▸ **A run of records**:
—————
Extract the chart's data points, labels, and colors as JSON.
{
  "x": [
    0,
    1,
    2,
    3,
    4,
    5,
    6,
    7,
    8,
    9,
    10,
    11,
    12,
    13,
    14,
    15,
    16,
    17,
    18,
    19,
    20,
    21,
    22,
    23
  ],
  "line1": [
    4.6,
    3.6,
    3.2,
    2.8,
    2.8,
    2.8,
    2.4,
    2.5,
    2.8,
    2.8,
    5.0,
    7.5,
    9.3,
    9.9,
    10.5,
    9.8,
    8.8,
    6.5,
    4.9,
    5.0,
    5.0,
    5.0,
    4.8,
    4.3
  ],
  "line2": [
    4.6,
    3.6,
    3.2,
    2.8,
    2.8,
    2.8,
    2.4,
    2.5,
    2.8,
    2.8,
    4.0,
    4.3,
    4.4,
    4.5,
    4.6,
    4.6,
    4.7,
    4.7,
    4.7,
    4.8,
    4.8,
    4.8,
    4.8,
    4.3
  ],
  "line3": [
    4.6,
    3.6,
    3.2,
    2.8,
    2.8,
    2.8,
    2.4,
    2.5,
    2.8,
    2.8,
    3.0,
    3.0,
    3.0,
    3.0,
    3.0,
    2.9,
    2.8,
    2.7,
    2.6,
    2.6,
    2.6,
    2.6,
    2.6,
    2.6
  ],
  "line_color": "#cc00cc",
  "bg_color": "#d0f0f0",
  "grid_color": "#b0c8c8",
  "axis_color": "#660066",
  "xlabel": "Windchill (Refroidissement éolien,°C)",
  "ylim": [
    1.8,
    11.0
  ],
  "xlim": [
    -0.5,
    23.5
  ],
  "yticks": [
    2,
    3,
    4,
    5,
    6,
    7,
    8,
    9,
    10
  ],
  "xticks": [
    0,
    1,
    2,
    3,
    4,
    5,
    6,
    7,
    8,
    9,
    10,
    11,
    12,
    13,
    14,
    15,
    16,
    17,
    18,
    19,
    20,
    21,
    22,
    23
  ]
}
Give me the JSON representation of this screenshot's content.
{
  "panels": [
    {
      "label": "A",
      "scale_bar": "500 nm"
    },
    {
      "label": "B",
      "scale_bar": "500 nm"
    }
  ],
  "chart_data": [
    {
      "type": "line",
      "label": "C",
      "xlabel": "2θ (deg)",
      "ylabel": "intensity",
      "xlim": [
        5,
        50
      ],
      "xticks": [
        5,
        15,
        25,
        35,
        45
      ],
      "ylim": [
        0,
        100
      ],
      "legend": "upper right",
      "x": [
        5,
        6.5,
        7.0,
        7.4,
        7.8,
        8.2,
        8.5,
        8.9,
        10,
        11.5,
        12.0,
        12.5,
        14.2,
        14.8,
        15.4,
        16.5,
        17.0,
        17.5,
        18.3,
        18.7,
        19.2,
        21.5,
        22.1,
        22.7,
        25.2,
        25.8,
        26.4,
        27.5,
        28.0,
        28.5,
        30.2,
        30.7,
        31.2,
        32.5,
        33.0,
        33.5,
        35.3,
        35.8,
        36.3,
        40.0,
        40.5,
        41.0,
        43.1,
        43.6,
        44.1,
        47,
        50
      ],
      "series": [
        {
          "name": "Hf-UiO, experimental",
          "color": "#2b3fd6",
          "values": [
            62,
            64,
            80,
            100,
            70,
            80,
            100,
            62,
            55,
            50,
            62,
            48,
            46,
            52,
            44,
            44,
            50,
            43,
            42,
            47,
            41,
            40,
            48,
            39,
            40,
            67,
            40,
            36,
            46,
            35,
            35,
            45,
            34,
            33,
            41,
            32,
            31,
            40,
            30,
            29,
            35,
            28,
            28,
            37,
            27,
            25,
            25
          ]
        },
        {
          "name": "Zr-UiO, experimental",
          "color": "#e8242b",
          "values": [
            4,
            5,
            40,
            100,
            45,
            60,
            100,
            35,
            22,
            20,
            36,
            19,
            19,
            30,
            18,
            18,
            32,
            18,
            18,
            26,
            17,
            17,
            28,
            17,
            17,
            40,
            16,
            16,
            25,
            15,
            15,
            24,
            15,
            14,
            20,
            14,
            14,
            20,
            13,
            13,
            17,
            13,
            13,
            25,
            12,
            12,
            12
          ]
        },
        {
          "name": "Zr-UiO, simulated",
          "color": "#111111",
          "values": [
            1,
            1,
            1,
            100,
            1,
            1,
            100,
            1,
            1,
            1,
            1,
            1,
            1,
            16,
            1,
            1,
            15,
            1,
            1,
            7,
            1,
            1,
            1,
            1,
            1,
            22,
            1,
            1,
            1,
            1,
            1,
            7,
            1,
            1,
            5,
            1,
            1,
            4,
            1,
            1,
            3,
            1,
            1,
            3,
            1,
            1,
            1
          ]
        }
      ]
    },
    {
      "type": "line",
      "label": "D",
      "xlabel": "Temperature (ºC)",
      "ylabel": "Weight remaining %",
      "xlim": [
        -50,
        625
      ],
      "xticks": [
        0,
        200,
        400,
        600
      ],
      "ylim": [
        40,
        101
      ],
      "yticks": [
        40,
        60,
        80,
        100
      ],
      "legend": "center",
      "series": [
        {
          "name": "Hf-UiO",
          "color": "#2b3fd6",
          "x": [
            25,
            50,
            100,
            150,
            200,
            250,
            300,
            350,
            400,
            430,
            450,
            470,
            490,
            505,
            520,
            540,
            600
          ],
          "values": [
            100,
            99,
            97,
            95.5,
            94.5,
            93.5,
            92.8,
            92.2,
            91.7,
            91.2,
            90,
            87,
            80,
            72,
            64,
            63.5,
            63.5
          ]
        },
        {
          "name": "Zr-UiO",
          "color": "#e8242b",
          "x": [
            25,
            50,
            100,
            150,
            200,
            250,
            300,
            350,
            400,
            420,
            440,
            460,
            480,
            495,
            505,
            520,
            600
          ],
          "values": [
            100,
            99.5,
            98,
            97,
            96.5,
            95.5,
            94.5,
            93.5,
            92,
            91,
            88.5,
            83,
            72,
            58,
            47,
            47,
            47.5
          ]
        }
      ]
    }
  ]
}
—————
▸ **What the exercise asks**: Exactly as they are written, print the entries again.

▸ **Answer to this problem**:
Extract the chart's data points, labels, and colors as JSON.
{
  "x": [
    0,
    1,
    2,
    3,
    4,
    5,
    6,
    7,
    8,
    9,
    10,
    11,
    12,
    13,
    14,
    15,
    16,
    17,
    18,
    19,
    20,
    21,
    22,
    23
  ],
  "line1": [
    4.6,
    3.6,
    3.2,
    2.8,
    2.8,
    2.8,
    2.4,
    2.5,
    2.8,
    2.8,
    5.0,
    7.5,
    9.3,
    9.9,
    10.5,
    9.8,
    8.8,
    6.5,
    4.9,
    5.0,
    5.0,
    5.0,
    4.8,
    4.3
  ],
  "line2": [
    4.6,
    3.6,
    3.2,
    2.8,
    2.8,
    2.8,
    2.4,
    2.5,
    2.8,
    2.8,
    4.0,
    4.3,
    4.4,
    4.5,
    4.6,
    4.6,
    4.7,
    4.7,
    4.7,
    4.8,
    4.8,
    4.8,
    4.8,
    4.3
  ],
  "line3": [
    4.6,
    3.6,
    3.2,
    2.8,
    2.8,
    2.8,
    2.4,
    2.5,
    2.8,
    2.8,
    3.0,
    3.0,
    3.0,
    3.0,
    3.0,
    2.9,
    2.8,
    2.7,
    2.6,
    2.6,
    2.6,
    2.6,
    2.6,
    2.6
  ],
  "line_color": "#cc00cc",
  "bg_color": "#d0f0f0",
  "grid_color": "#b0c8c8",
  "axis_color": "#660066",
  "xlabel": "Windchill (Refroidissement éolien,°C)",
  "ylim": [
    1.8,
    11.0
  ],
  "xlim": [
    -0.5,
    23.5
  ],
  "yticks": [
    2,
    3,
    4,
    5,
    6,
    7,
    8,
    9,
    10
  ],
  "xticks": [
    0,
    1,
    2,
    3,
    4,
    5,
    6,
    7,
    8,
    9,
    10,
    11,
    12,
    13,
    14,
    15,
    16,
    17,
    18,
    19,
    20,
    21,
    22,
    23
  ]
}
Give me the JSON representation of this screenshot's content.
{
  "panels": [
    {
      "label": "A",
      "scale_bar": "500 nm"
    },
    {
      "label": "B",
      "scale_bar": "500 nm"
    }
  ],
  "chart_data": [
    {
      "type": "line",
      "label": "C",
      "xlabel": "2θ (deg)",
      "ylabel": "intensity",
      "xlim": [
        5,
        50
      ],
      "xticks": [
        5,
        15,
        25,
        35,
        45
      ],
      "ylim": [
        0,
        100
      ],
      "legend": "upper right",
      "x": [
        5,
        6.5,
        7.0,
        7.4,
        7.8,
        8.2,
        8.5,
        8.9,
        10,
        11.5,
        12.0,
        12.5,
        14.2,
        14.8,
        15.4,
        16.5,
        17.0,
        17.5,
        18.3,
        18.7,
        19.2,
        21.5,
        22.1,
        22.7,
        25.2,
        25.8,
        26.4,
        27.5,
        28.0,
        28.5,
        30.2,
        30.7,
        31.2,
        32.5,
        33.0,
        33.5,
        35.3,
        35.8,
        36.3,
        40.0,
        40.5,
        41.0,
        43.1,
        43.6,
        44.1,
        47,
        50
      ],
      "series": [
        {
          "name": "Hf-UiO, experimental",
          "color": "#2b3fd6",
          "values": [
            62,
            64,
            80,
            100,
            70,
            80,
            100,
            62,
            55,
            50,
            62,
            48,
            46,
            52,
            44,
            44,
            50,
            43,
            42,
            47,
            41,
            40,
            48,
            39,
            40,
            67,
            40,
            36,
            46,
            35,
            35,
            45,
            34,
            33,
            41,
            32,
            31,
            40,
            30,
            29,
            35,
            28,
            28,
            37,
            27,
            25,
            25
          ]
        },
        {
          "name": "Zr-UiO, experimental",
          "color": "#e8242b",
          "values": [
            4,
            5,
            40,
            100,
            45,
            60,
            100,
            35,
            22,
            20,
            36,
            19,
            19,
            30,
            18,
            18,
            32,
            18,
            18,
            26,
            17,
            17,
            28,
            17,
            17,
            40,
            16,
            16,
            25,
            15,
            15,
            24,
            15,
            14,
            20,
            14,
            14,
            20,
            13,
            13,
            17,
            13,
            13,
            25,
            12,
            12,
            12
          ]
        },
        {
          "name": "Zr-UiO, simulated",
          "color": "#111111",
          "values": [
            1,
            1,
            1,
            100,
            1,
            1,
            100,
            1,
            1,
            1,
            1,
            1,
            1,
            16,
            1,
            1,
            15,
            1,
            1,
            7,
            1,
            1,
            1,
            1,
            1,
            22,
            1,
            1,
            1,
            1,
            1,
            7,
            1,
            1,
            5,
            1,
            1,
            4,
            1,
            1,
            3,
            1,
            1,
            3,
            1,
            1,
            1
          ]
        }
      ]
    },
    {
      "type": "line",
      "label": "D",
      "xlabel": "Temperature (ºC)",
      "ylabel": "Weight remaining %",
      "xlim": [
        -50,
        625
      ],
      "xticks": [
        0,
        200,
        400,
        600
      ],
      "ylim": [
        40,
        101
      ],
      "yticks": [
        40,
        60,
        80,
        100
      ],
      "legend": "center",
      "series": [
        {
          "name": "Hf-UiO",
          "color": "#2b3fd6",
          "x": [
            25,
            50,
            100,
            150,
            200,
            250,
            300,
            350,
            400,
            430,
            450,
            470,
            490,
            505,
            520,
            540,
            600
          ],
          "values": [
            100,
            99,
            97,
            95.5,
            94.5,
            93.5,
            92.8,
            92.2,
            91.7,
            91.2,
            90,
            87,
            80,
            72,
            64,
            63.5,
            63.5
          ]
        },
        {
          "name": "Zr-UiO",
          "color": "#e8242b",
          "x": [
            25,
            50,
            100,
            150,
            200,
            250,
            300,
            350,
            400,
            420,
            440,
            460,
            480,
            495,
            505,
            520,
            600
          ],
          "values": [
            100,
            99.5,
            98,
            97,
            96.5,
            95.5,
            94.5,
            93.5,
            92,
            91,
            88.5,
            83,
            72,
            58,
            47,
            47,
            47.5
          ]
        }
      ]
    }
  ]
}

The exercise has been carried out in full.